### Given request
Scan the material for the word "elektromotorycznej", and copy each line where it shows up.

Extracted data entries
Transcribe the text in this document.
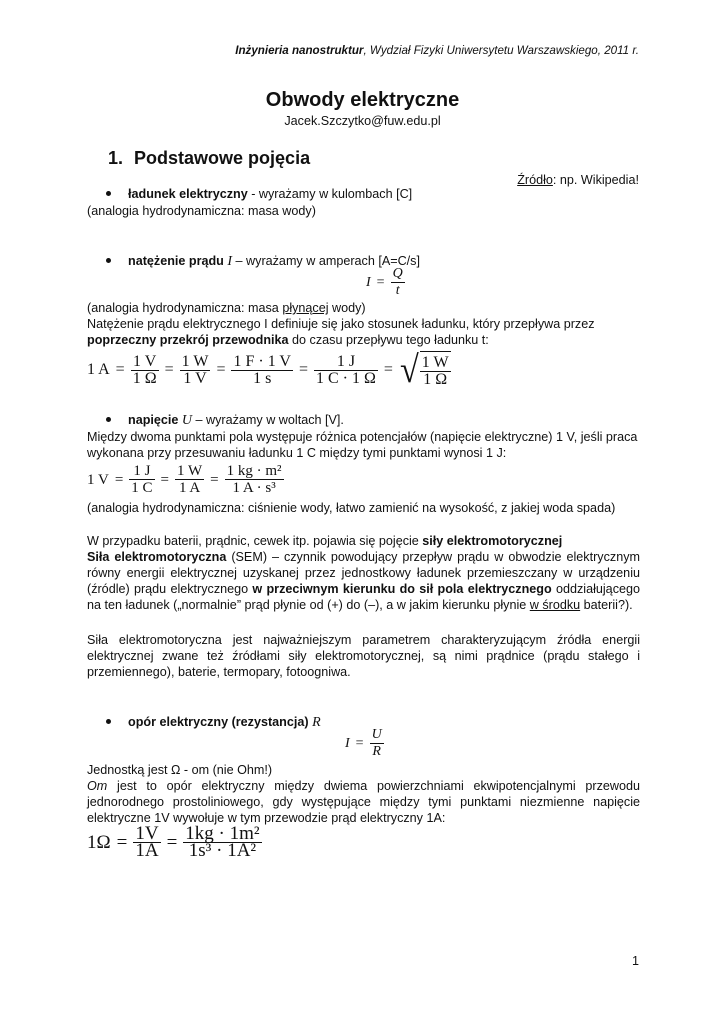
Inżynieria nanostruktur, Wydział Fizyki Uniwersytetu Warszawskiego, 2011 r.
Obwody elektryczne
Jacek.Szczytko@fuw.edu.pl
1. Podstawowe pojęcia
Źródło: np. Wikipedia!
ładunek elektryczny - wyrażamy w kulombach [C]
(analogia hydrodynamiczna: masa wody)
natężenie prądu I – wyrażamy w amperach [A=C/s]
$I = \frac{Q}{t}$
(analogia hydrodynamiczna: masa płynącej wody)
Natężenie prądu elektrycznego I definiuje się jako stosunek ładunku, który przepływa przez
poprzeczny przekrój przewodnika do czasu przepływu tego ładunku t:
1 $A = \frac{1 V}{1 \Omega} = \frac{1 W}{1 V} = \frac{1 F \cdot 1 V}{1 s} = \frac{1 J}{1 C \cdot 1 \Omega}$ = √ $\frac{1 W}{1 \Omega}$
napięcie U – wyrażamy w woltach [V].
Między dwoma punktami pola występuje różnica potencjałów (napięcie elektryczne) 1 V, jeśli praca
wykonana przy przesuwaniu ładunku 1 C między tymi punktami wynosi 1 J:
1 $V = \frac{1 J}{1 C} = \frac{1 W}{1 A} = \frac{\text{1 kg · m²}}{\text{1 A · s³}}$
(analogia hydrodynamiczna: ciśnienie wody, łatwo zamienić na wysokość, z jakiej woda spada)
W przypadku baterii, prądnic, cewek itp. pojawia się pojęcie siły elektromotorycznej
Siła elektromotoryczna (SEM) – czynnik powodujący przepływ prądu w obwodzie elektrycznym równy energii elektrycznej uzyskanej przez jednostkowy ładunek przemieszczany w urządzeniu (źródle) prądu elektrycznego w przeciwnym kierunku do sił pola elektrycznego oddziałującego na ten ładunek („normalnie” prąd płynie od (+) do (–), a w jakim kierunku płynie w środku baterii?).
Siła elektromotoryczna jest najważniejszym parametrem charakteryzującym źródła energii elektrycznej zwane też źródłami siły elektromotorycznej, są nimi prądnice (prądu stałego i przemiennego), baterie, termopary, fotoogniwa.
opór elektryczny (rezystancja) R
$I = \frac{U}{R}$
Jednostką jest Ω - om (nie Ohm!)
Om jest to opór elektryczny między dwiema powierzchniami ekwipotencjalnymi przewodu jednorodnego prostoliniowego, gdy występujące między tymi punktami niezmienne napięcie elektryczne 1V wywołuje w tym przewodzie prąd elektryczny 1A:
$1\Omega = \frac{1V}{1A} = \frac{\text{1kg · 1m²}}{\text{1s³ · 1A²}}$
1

### Answer to the problem
W przypadku baterii, prądnic, cewek itp. pojawia się pojęcie siły elektromotorycznej
Siła elektromotoryczna jest najważniejszym parametrem charakteryzującym źródła energii elektrycznej zwane też źródłami siły elektromotorycznej, są nimi prądnice (prądu stałego i przemiennego), baterie, termopary, fotoogniwa.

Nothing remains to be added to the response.